--- Start Entries supplied ---
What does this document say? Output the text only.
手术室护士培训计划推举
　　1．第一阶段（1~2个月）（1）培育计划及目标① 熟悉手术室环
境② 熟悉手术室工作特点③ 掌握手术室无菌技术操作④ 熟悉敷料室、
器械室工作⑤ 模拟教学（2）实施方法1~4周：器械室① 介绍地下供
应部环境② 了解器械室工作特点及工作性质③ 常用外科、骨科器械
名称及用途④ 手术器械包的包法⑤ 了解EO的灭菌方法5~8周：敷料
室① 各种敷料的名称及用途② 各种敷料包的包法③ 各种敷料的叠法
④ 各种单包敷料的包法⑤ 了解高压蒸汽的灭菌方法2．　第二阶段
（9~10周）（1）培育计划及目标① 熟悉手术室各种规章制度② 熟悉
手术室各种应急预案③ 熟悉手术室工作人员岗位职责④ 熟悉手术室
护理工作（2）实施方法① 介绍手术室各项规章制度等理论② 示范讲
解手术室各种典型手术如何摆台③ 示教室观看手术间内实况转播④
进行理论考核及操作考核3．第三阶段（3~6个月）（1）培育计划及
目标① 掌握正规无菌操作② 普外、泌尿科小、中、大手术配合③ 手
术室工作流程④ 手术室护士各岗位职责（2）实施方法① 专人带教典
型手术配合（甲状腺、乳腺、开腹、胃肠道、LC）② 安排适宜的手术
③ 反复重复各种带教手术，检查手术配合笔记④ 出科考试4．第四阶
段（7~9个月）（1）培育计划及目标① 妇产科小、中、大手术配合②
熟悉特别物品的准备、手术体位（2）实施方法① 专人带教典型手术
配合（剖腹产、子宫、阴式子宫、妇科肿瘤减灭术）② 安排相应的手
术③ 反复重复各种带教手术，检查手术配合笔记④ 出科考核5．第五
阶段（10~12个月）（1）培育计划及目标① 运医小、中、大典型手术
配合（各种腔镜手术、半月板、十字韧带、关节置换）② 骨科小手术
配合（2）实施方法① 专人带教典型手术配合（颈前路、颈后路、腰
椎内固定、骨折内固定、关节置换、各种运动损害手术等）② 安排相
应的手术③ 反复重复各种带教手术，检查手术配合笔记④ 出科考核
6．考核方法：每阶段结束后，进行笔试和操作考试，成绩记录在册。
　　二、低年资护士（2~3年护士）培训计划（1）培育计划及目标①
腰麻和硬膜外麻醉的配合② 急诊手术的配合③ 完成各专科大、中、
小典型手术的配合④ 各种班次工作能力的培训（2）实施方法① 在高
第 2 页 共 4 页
--- End Entries supplied ---
Every record shown above must be echoed exactly.

What does this document say? Output the text only.
手术室护士培训计划推举
　　1．第一阶段（1~2个月）（1）培育计划及目标① 熟悉手术室环
境② 熟悉手术室工作特点③ 掌握手术室无菌技术操作④ 熟悉敷料室、
器械室工作⑤ 模拟教学（2）实施方法1~4周：器械室① 介绍地下供
应部环境② 了解器械室工作特点及工作性质③ 常用外科、骨科器械
名称及用途④ 手术器械包的包法⑤ 了解EO的灭菌方法5~8周：敷料
室① 各种敷料的名称及用途② 各种敷料包的包法③ 各种敷料的叠法
④ 各种单包敷料的包法⑤ 了解高压蒸汽的灭菌方法2．　第二阶段
（9~10周）（1）培育计划及目标① 熟悉手术室各种规章制度② 熟悉
手术室各种应急预案③ 熟悉手术室工作人员岗位职责④ 熟悉手术室
护理工作（2）实施方法① 介绍手术室各项规章制度等理论② 示范讲
解手术室各种典型手术如何摆台③ 示教室观看手术间内实况转播④
进行理论考核及操作考核3．第三阶段（3~6个月）（1）培育计划及
目标① 掌握正规无菌操作② 普外、泌尿科小、中、大手术配合③ 手
术室工作流程④ 手术室护士各岗位职责（2）实施方法① 专人带教典
型手术配合（甲状腺、乳腺、开腹、胃肠道、LC）② 安排适宜的手术
③ 反复重复各种带教手术，检查手术配合笔记④ 出科考试4．第四阶
段（7~9个月）（1）培育计划及目标① 妇产科小、中、大手术配合②
熟悉特别物品的准备、手术体位（2）实施方法① 专人带教典型手术
配合（剖腹产、子宫、阴式子宫、妇科肿瘤减灭术）② 安排相应的手
术③ 反复重复各种带教手术，检查手术配合笔记④ 出科考核5．第五
阶段（10~12个月）（1）培育计划及目标① 运医小、中、大典型手术
配合（各种腔镜手术、半月板、十字韧带、关节置换）② 骨科小手术
配合（2）实施方法① 专人带教典型手术配合（颈前路、颈后路、腰
椎内固定、骨折内固定、关节置换、各种运动损害手术等）② 安排相
应的手术③ 反复重复各种带教手术，检查手术配合笔记④ 出科考核
6．考核方法：每阶段结束后，进行笔试和操作考试，成绩记录在册。
　　二、低年资护士（2~3年护士）培训计划（1）培育计划及目标①
腰麻和硬膜外麻醉的配合② 急诊手术的配合③ 完成各专科大、中、
小典型手术的配合④ 各种班次工作能力的培训（2）实施方法① 在高
第 2 页 共 4 页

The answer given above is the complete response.